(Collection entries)
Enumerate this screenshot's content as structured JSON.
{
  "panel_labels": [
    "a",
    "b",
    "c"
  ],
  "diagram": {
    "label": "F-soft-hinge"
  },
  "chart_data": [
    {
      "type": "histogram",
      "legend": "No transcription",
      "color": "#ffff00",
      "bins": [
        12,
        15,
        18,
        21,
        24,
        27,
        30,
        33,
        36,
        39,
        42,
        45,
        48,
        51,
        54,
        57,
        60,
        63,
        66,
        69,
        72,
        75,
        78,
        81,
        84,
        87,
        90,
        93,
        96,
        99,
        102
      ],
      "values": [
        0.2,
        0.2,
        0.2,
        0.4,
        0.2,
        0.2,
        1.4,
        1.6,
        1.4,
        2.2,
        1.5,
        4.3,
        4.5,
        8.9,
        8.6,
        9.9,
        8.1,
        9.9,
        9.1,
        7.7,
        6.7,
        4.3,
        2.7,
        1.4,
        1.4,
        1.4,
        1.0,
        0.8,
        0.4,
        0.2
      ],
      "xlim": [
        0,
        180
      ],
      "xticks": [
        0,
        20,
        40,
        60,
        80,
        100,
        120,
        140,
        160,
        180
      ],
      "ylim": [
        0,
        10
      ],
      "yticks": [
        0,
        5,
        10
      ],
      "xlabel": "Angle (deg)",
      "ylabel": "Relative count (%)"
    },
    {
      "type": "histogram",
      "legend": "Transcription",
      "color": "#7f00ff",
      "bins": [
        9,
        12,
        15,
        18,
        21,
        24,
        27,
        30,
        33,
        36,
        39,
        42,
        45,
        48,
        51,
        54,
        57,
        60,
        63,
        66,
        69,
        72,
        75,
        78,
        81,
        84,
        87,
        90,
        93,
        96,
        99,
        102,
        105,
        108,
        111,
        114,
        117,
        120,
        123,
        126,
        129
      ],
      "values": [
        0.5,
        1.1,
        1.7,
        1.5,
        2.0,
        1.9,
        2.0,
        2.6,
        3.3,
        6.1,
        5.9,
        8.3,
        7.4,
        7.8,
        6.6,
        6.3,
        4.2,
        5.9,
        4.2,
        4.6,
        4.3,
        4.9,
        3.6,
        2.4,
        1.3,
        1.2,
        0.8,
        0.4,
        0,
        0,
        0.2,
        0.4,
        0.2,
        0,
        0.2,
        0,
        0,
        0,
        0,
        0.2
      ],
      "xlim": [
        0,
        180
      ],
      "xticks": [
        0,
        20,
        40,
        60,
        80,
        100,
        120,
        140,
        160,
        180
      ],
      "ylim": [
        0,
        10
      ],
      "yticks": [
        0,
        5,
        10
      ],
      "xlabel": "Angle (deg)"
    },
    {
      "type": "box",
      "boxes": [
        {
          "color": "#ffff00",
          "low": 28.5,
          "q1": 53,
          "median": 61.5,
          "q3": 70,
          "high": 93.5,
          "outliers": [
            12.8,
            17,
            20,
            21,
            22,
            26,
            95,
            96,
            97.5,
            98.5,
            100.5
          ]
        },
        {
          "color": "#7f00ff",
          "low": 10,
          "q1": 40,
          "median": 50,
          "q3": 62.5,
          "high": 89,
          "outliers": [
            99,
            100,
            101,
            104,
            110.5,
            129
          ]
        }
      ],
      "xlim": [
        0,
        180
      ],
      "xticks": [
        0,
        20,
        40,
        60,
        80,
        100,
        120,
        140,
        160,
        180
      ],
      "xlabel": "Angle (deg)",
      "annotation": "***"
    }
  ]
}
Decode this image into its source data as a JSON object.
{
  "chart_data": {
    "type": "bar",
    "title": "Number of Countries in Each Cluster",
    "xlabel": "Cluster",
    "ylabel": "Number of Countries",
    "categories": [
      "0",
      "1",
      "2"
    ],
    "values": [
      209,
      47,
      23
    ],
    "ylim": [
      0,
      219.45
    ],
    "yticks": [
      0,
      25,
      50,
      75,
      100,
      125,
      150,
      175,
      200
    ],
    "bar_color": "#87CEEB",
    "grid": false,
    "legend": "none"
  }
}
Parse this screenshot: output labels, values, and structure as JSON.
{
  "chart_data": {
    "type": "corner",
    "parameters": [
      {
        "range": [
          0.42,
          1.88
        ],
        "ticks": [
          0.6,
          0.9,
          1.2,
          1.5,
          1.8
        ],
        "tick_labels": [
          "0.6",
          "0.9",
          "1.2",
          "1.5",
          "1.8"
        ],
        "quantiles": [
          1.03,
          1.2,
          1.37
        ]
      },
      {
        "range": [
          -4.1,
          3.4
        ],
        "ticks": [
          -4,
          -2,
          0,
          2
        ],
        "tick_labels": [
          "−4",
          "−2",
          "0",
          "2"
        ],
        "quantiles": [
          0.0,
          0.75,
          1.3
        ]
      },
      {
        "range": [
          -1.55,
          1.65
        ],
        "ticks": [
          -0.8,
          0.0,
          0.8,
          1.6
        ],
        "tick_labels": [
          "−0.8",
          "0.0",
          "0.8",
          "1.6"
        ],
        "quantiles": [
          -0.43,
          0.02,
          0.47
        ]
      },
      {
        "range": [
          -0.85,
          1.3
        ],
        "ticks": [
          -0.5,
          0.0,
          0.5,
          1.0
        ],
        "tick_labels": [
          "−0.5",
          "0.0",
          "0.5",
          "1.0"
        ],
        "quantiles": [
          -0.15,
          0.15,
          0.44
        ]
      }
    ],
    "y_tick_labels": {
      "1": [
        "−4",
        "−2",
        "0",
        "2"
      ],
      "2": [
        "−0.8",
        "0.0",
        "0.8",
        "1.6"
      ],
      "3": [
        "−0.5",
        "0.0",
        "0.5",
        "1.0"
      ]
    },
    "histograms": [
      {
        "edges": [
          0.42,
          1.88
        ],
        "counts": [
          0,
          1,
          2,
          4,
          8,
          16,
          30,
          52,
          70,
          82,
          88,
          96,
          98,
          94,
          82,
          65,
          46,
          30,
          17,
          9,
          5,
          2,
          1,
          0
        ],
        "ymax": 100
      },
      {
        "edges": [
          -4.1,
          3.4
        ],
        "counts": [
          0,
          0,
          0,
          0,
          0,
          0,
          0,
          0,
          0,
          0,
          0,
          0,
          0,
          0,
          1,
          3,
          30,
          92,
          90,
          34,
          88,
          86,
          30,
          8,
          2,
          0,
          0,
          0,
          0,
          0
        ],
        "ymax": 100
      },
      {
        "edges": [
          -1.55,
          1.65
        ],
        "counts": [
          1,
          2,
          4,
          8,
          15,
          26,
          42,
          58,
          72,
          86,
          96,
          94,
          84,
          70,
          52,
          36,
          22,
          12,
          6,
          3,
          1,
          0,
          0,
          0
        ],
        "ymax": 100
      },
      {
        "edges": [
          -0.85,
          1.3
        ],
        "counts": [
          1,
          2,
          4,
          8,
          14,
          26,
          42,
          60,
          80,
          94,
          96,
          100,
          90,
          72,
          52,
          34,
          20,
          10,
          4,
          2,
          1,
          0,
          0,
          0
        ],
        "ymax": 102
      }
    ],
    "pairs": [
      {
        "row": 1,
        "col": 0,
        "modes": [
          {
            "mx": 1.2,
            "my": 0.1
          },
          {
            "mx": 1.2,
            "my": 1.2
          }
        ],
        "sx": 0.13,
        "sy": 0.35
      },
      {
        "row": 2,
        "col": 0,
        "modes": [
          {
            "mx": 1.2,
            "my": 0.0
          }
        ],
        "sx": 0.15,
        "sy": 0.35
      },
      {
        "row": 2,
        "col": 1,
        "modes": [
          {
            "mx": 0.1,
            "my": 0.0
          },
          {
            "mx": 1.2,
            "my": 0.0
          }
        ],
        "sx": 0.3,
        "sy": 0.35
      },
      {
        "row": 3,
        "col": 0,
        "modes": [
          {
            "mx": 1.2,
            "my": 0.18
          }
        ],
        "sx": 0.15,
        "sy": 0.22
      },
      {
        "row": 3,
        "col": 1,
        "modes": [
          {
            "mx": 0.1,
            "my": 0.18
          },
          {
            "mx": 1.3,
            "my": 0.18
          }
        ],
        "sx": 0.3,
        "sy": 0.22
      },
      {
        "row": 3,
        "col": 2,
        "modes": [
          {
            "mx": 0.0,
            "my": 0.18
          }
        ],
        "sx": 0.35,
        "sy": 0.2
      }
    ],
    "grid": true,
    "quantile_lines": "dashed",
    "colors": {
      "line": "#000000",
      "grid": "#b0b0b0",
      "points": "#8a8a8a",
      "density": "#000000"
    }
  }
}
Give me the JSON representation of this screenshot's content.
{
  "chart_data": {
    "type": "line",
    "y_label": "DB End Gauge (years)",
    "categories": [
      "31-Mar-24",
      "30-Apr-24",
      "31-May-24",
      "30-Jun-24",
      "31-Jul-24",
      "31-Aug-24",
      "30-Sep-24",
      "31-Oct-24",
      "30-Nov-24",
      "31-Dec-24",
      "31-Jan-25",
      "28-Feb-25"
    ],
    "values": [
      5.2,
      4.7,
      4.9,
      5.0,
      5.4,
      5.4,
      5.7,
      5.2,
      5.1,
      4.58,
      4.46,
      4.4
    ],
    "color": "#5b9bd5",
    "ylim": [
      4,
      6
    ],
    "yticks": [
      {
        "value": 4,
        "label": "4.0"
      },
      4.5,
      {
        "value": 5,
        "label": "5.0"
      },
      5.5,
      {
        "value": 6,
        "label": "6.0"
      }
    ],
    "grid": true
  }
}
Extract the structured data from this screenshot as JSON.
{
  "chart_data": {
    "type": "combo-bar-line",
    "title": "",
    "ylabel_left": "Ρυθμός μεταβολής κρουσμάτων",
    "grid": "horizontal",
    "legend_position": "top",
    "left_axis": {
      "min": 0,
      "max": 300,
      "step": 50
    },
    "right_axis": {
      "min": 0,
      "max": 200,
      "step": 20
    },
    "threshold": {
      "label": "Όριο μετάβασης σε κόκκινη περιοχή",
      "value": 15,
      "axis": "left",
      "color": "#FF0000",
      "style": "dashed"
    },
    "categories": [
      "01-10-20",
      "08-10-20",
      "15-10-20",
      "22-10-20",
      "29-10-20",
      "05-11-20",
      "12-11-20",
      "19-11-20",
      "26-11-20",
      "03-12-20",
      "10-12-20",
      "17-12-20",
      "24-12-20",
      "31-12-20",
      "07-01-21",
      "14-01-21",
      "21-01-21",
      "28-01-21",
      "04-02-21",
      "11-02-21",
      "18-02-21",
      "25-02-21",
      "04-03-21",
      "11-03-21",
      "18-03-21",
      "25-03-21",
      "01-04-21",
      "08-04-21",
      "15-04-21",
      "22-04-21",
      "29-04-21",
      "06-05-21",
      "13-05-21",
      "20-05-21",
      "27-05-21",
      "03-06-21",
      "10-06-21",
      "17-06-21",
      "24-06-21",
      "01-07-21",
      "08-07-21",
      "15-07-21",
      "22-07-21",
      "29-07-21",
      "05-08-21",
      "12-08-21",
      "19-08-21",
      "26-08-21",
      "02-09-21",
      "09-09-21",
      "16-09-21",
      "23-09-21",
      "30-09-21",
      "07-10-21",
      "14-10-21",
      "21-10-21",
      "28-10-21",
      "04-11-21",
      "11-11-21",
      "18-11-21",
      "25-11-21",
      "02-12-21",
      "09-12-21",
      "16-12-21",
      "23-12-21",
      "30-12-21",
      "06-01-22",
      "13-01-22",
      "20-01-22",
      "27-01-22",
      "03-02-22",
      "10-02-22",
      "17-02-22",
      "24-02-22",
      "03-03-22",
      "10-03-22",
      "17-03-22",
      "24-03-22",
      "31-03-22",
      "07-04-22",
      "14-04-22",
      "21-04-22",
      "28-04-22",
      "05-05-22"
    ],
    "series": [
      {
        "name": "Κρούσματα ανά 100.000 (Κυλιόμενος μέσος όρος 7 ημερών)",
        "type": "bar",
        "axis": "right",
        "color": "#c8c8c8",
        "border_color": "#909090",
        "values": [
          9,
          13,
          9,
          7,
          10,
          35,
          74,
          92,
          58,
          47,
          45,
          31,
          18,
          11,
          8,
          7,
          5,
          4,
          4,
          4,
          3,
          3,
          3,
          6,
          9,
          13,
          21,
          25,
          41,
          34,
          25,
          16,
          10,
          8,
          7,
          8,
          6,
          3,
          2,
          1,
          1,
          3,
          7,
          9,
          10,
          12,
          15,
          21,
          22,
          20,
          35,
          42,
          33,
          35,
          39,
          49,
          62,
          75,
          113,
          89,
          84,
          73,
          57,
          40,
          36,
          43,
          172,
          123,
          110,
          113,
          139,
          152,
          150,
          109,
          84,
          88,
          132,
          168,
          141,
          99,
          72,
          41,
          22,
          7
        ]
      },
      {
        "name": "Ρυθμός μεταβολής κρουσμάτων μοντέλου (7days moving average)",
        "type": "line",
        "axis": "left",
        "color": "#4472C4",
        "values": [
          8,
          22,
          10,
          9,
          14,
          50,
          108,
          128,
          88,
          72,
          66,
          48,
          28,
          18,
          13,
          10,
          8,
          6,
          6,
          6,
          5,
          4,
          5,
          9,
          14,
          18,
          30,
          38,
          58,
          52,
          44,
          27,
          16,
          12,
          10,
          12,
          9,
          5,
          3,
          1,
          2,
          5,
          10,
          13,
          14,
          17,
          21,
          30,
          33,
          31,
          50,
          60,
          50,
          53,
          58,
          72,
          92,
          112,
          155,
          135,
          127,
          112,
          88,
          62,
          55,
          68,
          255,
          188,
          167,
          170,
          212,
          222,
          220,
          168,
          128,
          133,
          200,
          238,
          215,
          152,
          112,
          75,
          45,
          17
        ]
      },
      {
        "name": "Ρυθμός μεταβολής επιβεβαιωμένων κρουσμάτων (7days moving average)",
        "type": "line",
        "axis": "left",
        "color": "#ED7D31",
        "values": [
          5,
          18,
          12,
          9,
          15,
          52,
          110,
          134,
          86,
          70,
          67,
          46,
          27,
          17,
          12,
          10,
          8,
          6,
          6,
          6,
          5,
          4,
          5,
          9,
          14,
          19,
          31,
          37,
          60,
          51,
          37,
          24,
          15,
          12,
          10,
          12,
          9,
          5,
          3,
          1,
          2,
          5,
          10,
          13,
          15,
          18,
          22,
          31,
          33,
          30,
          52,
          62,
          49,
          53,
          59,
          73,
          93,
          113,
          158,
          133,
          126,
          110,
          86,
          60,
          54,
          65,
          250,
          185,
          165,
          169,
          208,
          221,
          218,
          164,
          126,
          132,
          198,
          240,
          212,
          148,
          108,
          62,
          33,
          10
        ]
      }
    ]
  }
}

WHAT YOU NEED TO DO: Copy every line of the listing that includes the string "Number".

COMPLETED EXERCISE:
    "title": "Number of Countries in Each Cluster",
    "ylabel": "Number of Countries",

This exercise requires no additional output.